Prompt: Would you extract the whole listing below and retype it exactly?

Source material:
------------------------------------
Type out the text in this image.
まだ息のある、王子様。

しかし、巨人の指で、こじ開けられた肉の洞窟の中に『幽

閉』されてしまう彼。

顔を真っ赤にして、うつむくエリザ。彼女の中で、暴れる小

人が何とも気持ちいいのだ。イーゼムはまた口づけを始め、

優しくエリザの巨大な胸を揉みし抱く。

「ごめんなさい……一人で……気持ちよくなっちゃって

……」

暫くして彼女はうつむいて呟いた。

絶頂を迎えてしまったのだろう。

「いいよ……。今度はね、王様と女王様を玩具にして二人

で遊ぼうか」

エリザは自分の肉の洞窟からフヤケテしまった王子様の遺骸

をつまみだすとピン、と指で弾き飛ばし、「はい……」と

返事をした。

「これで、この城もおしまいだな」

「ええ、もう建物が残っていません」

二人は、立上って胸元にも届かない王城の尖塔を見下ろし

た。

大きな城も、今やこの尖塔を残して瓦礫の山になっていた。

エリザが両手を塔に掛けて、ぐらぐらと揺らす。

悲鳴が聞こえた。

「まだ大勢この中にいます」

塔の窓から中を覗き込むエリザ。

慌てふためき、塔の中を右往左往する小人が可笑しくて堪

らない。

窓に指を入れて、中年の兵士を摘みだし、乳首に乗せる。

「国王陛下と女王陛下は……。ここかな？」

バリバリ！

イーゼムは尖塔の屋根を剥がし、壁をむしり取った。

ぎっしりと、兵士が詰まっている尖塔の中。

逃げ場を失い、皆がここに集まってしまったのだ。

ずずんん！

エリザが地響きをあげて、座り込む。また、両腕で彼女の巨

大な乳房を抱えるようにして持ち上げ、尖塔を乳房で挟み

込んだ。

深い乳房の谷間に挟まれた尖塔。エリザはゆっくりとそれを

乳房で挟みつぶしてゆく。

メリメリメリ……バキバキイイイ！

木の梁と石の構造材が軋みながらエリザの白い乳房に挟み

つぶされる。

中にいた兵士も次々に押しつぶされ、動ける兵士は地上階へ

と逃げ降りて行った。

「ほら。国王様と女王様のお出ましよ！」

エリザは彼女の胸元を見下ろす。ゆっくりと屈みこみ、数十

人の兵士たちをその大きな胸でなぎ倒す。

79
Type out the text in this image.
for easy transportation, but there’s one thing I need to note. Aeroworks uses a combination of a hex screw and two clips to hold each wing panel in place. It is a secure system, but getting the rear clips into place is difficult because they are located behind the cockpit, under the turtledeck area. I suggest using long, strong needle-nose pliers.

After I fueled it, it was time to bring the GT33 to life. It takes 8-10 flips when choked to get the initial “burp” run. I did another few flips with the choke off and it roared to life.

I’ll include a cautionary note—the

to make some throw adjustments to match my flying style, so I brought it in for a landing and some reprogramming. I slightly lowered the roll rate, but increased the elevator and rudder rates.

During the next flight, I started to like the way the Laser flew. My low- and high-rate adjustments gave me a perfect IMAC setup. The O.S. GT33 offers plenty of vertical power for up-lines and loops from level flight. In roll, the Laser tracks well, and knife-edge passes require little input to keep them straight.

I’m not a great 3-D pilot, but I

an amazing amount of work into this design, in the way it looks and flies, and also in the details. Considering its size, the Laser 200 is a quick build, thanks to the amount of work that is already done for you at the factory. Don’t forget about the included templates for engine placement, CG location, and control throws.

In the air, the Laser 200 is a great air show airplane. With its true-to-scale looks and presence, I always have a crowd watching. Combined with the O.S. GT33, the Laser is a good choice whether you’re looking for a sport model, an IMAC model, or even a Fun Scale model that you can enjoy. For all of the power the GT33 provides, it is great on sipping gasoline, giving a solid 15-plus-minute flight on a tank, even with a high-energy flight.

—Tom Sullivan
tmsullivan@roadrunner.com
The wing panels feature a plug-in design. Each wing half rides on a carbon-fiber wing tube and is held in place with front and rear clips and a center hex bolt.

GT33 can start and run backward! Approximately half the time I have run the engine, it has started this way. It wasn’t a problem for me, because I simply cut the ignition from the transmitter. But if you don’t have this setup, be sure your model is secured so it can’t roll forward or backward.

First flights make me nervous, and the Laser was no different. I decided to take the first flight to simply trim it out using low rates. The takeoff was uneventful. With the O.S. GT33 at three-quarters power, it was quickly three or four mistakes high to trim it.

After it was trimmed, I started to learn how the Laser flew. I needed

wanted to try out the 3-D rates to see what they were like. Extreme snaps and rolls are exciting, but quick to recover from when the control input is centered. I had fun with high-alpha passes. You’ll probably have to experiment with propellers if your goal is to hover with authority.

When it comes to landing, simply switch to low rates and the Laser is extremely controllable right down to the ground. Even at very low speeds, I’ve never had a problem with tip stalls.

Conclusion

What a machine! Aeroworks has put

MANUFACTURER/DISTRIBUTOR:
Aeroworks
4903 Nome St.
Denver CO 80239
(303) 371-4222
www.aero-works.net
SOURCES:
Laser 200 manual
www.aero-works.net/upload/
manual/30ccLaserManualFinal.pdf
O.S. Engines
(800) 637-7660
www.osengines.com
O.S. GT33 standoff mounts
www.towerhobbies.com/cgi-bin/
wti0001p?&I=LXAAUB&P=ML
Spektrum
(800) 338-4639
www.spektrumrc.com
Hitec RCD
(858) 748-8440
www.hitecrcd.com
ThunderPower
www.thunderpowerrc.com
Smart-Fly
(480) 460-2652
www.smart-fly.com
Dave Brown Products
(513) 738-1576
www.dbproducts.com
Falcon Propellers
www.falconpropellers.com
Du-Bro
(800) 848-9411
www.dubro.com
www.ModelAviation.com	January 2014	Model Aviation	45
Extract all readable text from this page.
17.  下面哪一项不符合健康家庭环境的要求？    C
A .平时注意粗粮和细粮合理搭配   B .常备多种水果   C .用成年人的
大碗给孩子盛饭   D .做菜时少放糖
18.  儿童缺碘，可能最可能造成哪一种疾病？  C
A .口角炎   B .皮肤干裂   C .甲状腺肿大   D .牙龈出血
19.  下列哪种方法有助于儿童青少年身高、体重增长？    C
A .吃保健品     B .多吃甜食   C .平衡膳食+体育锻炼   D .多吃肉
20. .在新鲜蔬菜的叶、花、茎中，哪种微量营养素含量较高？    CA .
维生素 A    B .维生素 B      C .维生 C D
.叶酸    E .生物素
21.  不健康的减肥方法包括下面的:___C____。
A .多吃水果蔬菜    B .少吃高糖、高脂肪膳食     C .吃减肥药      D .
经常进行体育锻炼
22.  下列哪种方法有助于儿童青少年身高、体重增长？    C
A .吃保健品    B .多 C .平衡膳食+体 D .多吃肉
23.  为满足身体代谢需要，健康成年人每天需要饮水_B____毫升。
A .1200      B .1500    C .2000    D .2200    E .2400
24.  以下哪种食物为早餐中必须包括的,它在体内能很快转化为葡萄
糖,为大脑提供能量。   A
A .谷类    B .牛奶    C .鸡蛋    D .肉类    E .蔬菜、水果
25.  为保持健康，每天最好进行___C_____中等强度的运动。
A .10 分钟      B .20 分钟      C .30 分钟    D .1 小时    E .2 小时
------------------------------------
Final result:
Type out the text in this image.
まだ息のある、王子様。

しかし、巨人の指で、こじ開けられた肉の洞窟の中に『幽

閉』されてしまう彼。

顔を真っ赤にして、うつむくエリザ。彼女の中で、暴れる小

人が何とも気持ちいいのだ。イーゼムはまた口づけを始め、

優しくエリザの巨大な胸を揉みし抱く。

「ごめんなさい……一人で……気持ちよくなっちゃって

……」

暫くして彼女はうつむいて呟いた。

絶頂を迎えてしまったのだろう。

「いいよ……。今度はね、王様と女王様を玩具にして二人

で遊ぼうか」

エリザは自分の肉の洞窟からフヤケテしまった王子様の遺骸

をつまみだすとピン、と指で弾き飛ばし、「はい……」と

返事をした。

「これで、この城もおしまいだな」

「ええ、もう建物が残っていません」

二人は、立上って胸元にも届かない王城の尖塔を見下ろし

た。

大きな城も、今やこの尖塔を残して瓦礫の山になっていた。

エリザが両手を塔に掛けて、ぐらぐらと揺らす。

悲鳴が聞こえた。

「まだ大勢この中にいます」

塔の窓から中を覗き込むエリザ。

慌てふためき、塔の中を右往左往する小人が可笑しくて堪

らない。

窓に指を入れて、中年の兵士を摘みだし、乳首に乗せる。

「国王陛下と女王陛下は……。ここかな？」

バリバリ！

イーゼムは尖塔の屋根を剥がし、壁をむしり取った。

ぎっしりと、兵士が詰まっている尖塔の中。

逃げ場を失い、皆がここに集まってしまったのだ。

ずずんん！

エリザが地響きをあげて、座り込む。また、両腕で彼女の巨

大な乳房を抱えるようにして持ち上げ、尖塔を乳房で挟み

込んだ。

深い乳房の谷間に挟まれた尖塔。エリザはゆっくりとそれを

乳房で挟みつぶしてゆく。

メリメリメリ……バキバキイイイ！

木の梁と石の構造材が軋みながらエリザの白い乳房に挟み

つぶされる。

中にいた兵士も次々に押しつぶされ、動ける兵士は地上階へ

と逃げ降りて行った。

「ほら。国王様と女王様のお出ましよ！」

エリザは彼女の胸元を見下ろす。ゆっくりと屈みこみ、数十

人の兵士たちをその大きな胸でなぎ倒す。

79
Type out the text in this image.
for easy transportation, but there’s one thing I need to note. Aeroworks uses a combination of a hex screw and two clips to hold each wing panel in place. It is a secure system, but getting the rear clips into place is difficult because they are located behind the cockpit, under the turtledeck area. I suggest using long, strong needle-nose pliers.

After I fueled it, it was time to bring the GT33 to life. It takes 8-10 flips when choked to get the initial “burp” run. I did another few flips with the choke off and it roared to life.

I’ll include a cautionary note—the

to make some throw adjustments to match my flying style, so I brought it in for a landing and some reprogramming. I slightly lowered the roll rate, but increased the elevator and rudder rates.

During the next flight, I started to like the way the Laser flew. My low- and high-rate adjustments gave me a perfect IMAC setup. The O.S. GT33 offers plenty of vertical power for up-lines and loops from level flight. In roll, the Laser tracks well, and knife-edge passes require little input to keep them straight.

I’m not a great 3-D pilot, but I

an amazing amount of work into this design, in the way it looks and flies, and also in the details. Considering its size, the Laser 200 is a quick build, thanks to the amount of work that is already done for you at the factory. Don’t forget about the included templates for engine placement, CG location, and control throws.

In the air, the Laser 200 is a great air show airplane. With its true-to-scale looks and presence, I always have a crowd watching. Combined with the O.S. GT33, the Laser is a good choice whether you’re looking for a sport model, an IMAC model, or even a Fun Scale model that you can enjoy. For all of the power the GT33 provides, it is great on sipping gasoline, giving a solid 15-plus-minute flight on a tank, even with a high-energy flight.

—Tom Sullivan
tmsullivan@roadrunner.com
The wing panels feature a plug-in design. Each wing half rides on a carbon-fiber wing tube and is held in place with front and rear clips and a center hex bolt.

GT33 can start and run backward! Approximately half the time I have run the engine, it has started this way. It wasn’t a problem for me, because I simply cut the ignition from the transmitter. But if you don’t have this setup, be sure your model is secured so it can’t roll forward or backward.

First flights make me nervous, and the Laser was no different. I decided to take the first flight to simply trim it out using low rates. The takeoff was uneventful. With the O.S. GT33 at three-quarters power, it was quickly three or four mistakes high to trim it.

After it was trimmed, I started to learn how the Laser flew. I needed

wanted to try out the 3-D rates to see what they were like. Extreme snaps and rolls are exciting, but quick to recover from when the control input is centered. I had fun with high-alpha passes. You’ll probably have to experiment with propellers if your goal is to hover with authority.

When it comes to landing, simply switch to low rates and the Laser is extremely controllable right down to the ground. Even at very low speeds, I’ve never had a problem with tip stalls.

Conclusion

What a machine! Aeroworks has put

MANUFACTURER/DISTRIBUTOR:
Aeroworks
4903 Nome St.
Denver CO 80239
(303) 371-4222
www.aero-works.net
SOURCES:
Laser 200 manual
www.aero-works.net/upload/
manual/30ccLaserManualFinal.pdf
O.S. Engines
(800) 637-7660
www.osengines.com
O.S. GT33 standoff mounts
www.towerhobbies.com/cgi-bin/
wti0001p?&I=LXAAUB&P=ML
Spektrum
(800) 338-4639
www.spektrumrc.com
Hitec RCD
(858) 748-8440
www.hitecrcd.com
ThunderPower
www.thunderpowerrc.com
Smart-Fly
(480) 460-2652
www.smart-fly.com
Dave Brown Products
(513) 738-1576
www.dbproducts.com
Falcon Propellers
www.falconpropellers.com
Du-Bro
(800) 848-9411
www.dubro.com
www.ModelAviation.com	January 2014	Model Aviation	45
Extract all readable text from this page.
17.  下面哪一项不符合健康家庭环境的要求？    C
A .平时注意粗粮和细粮合理搭配   B .常备多种水果   C .用成年人的
大碗给孩子盛饭   D .做菜时少放糖
18.  儿童缺碘，可能最可能造成哪一种疾病？  C
A .口角炎   B .皮肤干裂   C .甲状腺肿大   D .牙龈出血
19.  下列哪种方法有助于儿童青少年身高、体重增长？    C
A .吃保健品     B .多吃甜食   C .平衡膳食+体育锻炼   D .多吃肉
20. .在新鲜蔬菜的叶、花、茎中，哪种微量营养素含量较高？    CA .
维生素 A    B .维生素 B      C .维生 C D
.叶酸    E .生物素
21.  不健康的减肥方法包括下面的:___C____。
A .多吃水果蔬菜    B .少吃高糖、高脂肪膳食     C .吃减肥药      D .
经常进行体育锻炼
22.  下列哪种方法有助于儿童青少年身高、体重增长？    C
A .吃保健品    B .多 C .平衡膳食+体 D .多吃肉
23.  为满足身体代谢需要，健康成年人每天需要饮水_B____毫升。
A .1200      B .1500    C .2000    D .2200    E .2400
24.  以下哪种食物为早餐中必须包括的,它在体内能很快转化为葡萄
糖,为大脑提供能量。   A
A .谷类    B .牛奶    C .鸡蛋    D .肉类    E .蔬菜、水果
25.  为保持健康，每天最好进行___C_____中等强度的运动。
A .10 分钟      B .20 分钟      C .30 分钟    D .1 小时    E .2 小时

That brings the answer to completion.